— Supplied information —
►
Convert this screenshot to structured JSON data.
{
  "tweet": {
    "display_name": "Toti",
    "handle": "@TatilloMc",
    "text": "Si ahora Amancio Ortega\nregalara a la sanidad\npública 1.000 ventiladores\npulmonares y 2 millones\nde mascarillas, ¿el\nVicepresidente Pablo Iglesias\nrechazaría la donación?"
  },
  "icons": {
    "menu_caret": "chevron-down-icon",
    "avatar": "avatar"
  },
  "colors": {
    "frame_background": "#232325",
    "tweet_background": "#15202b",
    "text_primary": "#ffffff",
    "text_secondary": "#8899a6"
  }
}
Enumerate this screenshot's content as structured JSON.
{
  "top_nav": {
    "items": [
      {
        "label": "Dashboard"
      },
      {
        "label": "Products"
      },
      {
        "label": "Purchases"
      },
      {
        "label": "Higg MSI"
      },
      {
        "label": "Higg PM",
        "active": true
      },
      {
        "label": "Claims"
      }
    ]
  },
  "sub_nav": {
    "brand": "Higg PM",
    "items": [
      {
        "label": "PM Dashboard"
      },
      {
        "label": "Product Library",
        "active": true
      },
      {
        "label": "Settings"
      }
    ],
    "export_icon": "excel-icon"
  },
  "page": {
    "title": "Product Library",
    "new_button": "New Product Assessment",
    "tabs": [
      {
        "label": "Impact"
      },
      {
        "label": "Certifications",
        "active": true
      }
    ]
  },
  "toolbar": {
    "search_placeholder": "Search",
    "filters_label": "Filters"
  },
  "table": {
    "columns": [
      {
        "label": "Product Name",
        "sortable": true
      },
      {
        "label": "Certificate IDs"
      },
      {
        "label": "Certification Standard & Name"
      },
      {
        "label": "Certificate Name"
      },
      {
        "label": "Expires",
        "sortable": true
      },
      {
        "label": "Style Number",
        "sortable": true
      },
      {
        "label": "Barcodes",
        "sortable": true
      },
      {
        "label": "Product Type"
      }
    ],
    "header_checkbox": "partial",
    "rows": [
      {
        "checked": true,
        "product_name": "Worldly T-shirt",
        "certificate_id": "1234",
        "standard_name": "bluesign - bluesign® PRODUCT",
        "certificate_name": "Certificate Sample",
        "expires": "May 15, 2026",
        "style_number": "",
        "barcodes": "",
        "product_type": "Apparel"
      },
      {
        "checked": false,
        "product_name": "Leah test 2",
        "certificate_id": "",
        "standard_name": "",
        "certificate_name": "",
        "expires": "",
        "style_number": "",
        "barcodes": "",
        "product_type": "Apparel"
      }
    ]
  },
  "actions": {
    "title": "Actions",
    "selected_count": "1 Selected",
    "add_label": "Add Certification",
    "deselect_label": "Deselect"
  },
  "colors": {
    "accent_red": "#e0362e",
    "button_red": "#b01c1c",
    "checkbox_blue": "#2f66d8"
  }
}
◄
— Exercise prompt —
Would you restate each of the entries word for word?

— Result of this task —
Convert this screenshot to structured JSON data.
{
  "tweet": {
    "display_name": "Toti",
    "handle": "@TatilloMc",
    "text": "Si ahora Amancio Ortega\nregalara a la sanidad\npública 1.000 ventiladores\npulmonares y 2 millones\nde mascarillas, ¿el\nVicepresidente Pablo Iglesias\nrechazaría la donación?"
  },
  "icons": {
    "menu_caret": "chevron-down-icon",
    "avatar": "avatar"
  },
  "colors": {
    "frame_background": "#232325",
    "tweet_background": "#15202b",
    "text_primary": "#ffffff",
    "text_secondary": "#8899a6"
  }
}
Enumerate this screenshot's content as structured JSON.
{
  "top_nav": {
    "items": [
      {
        "label": "Dashboard"
      },
      {
        "label": "Products"
      },
      {
        "label": "Purchases"
      },
      {
        "label": "Higg MSI"
      },
      {
        "label": "Higg PM",
        "active": true
      },
      {
        "label": "Claims"
      }
    ]
  },
  "sub_nav": {
    "brand": "Higg PM",
    "items": [
      {
        "label": "PM Dashboard"
      },
      {
        "label": "Product Library",
        "active": true
      },
      {
        "label": "Settings"
      }
    ],
    "export_icon": "excel-icon"
  },
  "page": {
    "title": "Product Library",
    "new_button": "New Product Assessment",
    "tabs": [
      {
        "label": "Impact"
      },
      {
        "label": "Certifications",
        "active": true
      }
    ]
  },
  "toolbar": {
    "search_placeholder": "Search",
    "filters_label": "Filters"
  },
  "table": {
    "columns": [
      {
        "label": "Product Name",
        "sortable": true
      },
      {
        "label": "Certificate IDs"
      },
      {
        "label": "Certification Standard & Name"
      },
      {
        "label": "Certificate Name"
      },
      {
        "label": "Expires",
        "sortable": true
      },
      {
        "label": "Style Number",
        "sortable": true
      },
      {
        "label": "Barcodes",
        "sortable": true
      },
      {
        "label": "Product Type"
      }
    ],
    "header_checkbox": "partial",
    "rows": [
      {
        "checked": true,
        "product_name": "Worldly T-shirt",
        "certificate_id": "1234",
        "standard_name": "bluesign - bluesign® PRODUCT",
        "certificate_name": "Certificate Sample",
        "expires": "May 15, 2026",
        "style_number": "",
        "barcodes": "",
        "product_type": "Apparel"
      },
      {
        "checked": false,
        "product_name": "Leah test 2",
        "certificate_id": "",
        "standard_name": "",
        "certificate_name": "",
        "expires": "",
        "style_number": "",
        "barcodes": "",
        "product_type": "Apparel"
      }
    ]
  },
  "actions": {
    "title": "Actions",
    "selected_count": "1 Selected",
    "add_label": "Add Certification",
    "deselect_label": "Deselect"
  },
  "colors": {
    "accent_red": "#e0362e",
    "button_red": "#b01c1c",
    "checkbox_blue": "#2f66d8"
  }
}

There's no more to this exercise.